----- Extrait à lire

Nous nous arrêtons au camping de Stamford avec encore 3 habitants. L'orage
tonne au loin, un vent chaud se lève, il fera bon rester à l'abri.
Lundi 1 Novembre
Le vent a bien soufflé dans la nuit mais c'est tout ce qu'on a eu de
l'orage. Nous repartons sur la route parfaitement rectiligne. Elle débouche à
Hughenden, jolie petite ville vivante. Nous reprenons aussi sec une piste qui
s'enfonce dans les terres. Porcupine Gorge offre une pause agréable sur le
parcours.
Puis nous continuons vers le nord. Le bush se transforme en véritable
forêt d'eucalyptus de plus en plus hauts. Le bétail est toujours là, il erre
dans la forêt en quête de nourriture. Le milieu environnant a évolué, le
cheptel aussi. Les vaches sont essentiellement de type brahmane, de celles qu'on
voie en Inde mais sans cornes. Au bout de 250 kilomètres, le carrefour de The
Lynd annonce le retour du goudron et aussi de la circulation. En fait, de
nombreux camions et road-trains très impressionnant sur cette route étroite à
une seule voie la plupart du temps.
Mount Garnet nous offre l'agréable surprise d'une jolie petite ville, toute
pimpante, pleine de verdure et de bougainvillées et jacarandas en fleur. Ca
fait très bizarre après tous ces jours dans l'Outback aride et poussiéreux.

----------

= Tâches à faire =
1. Résumez ce récit de voyage en deux phrases.
2. Extrayez de ce récit de voyage le passage situé entre « Puis nous continuons » et « aride et poussiéreux. », ces deux bornes comprises.

----- Données fournies

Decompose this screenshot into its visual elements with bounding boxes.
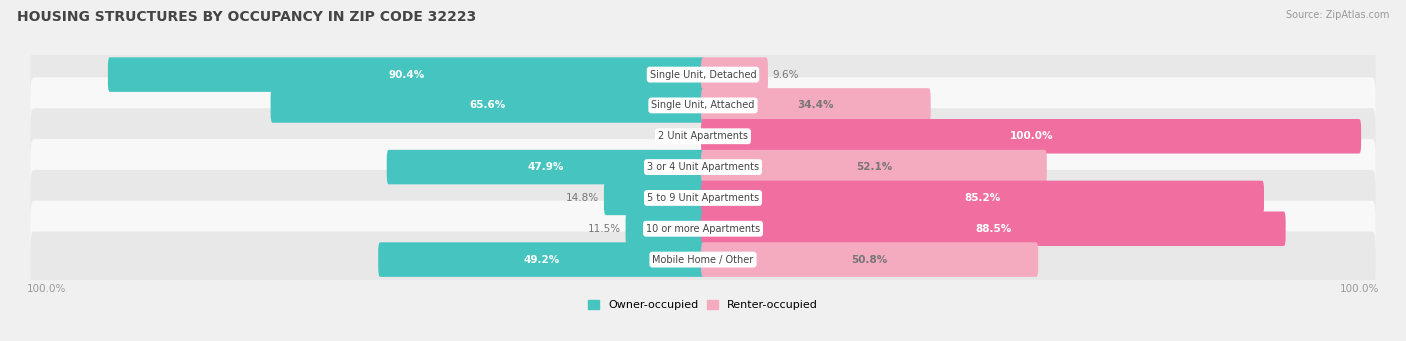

----------

= Résultats par tâche =
1. Après une nuit de vent au camping de Stamford, la route mène à Hughenden, puis une piste passe par Porcupine Gorge et monte vers le nord à travers une forêt d'eucalyptus où erre du bétail de type brahmane. Au carrefour de The Lynd reviennent le goudron et de nombreux camions, puis Mount Garnet surprend par sa verdure et ses fleurs après l'Outback aride et poussiéreux.

2.
Puis nous continuons vers le nord. Le bush se transforme en véritable
forêt d'eucalyptus de plus en plus hauts. Le bétail est toujours là, il erre
dans la forêt en quête de nourriture. Le milieu environnant a évolué, le
cheptel aussi. Les vaches sont essentiellement de type brahmane, de celles qu'on
voie en Inde mais sans cornes. Au bout de 250 kilomètres, le carrefour de The
Lynd annonce le retour du goudron et aussi de la circulation. En fait, de
nombreux camions et road-trains très impressionnant sur cette route étroite à
une seule voie la plupart du temps.
Mount Garnet nous offre l'agréable surprise d'une jolie petite ville, toute
pimpante, pleine de verdure et de bougainvillées et jacarandas en fleur. Ca
fait très bizarre après tous ces jours dans l'Outback aride et poussiéreux.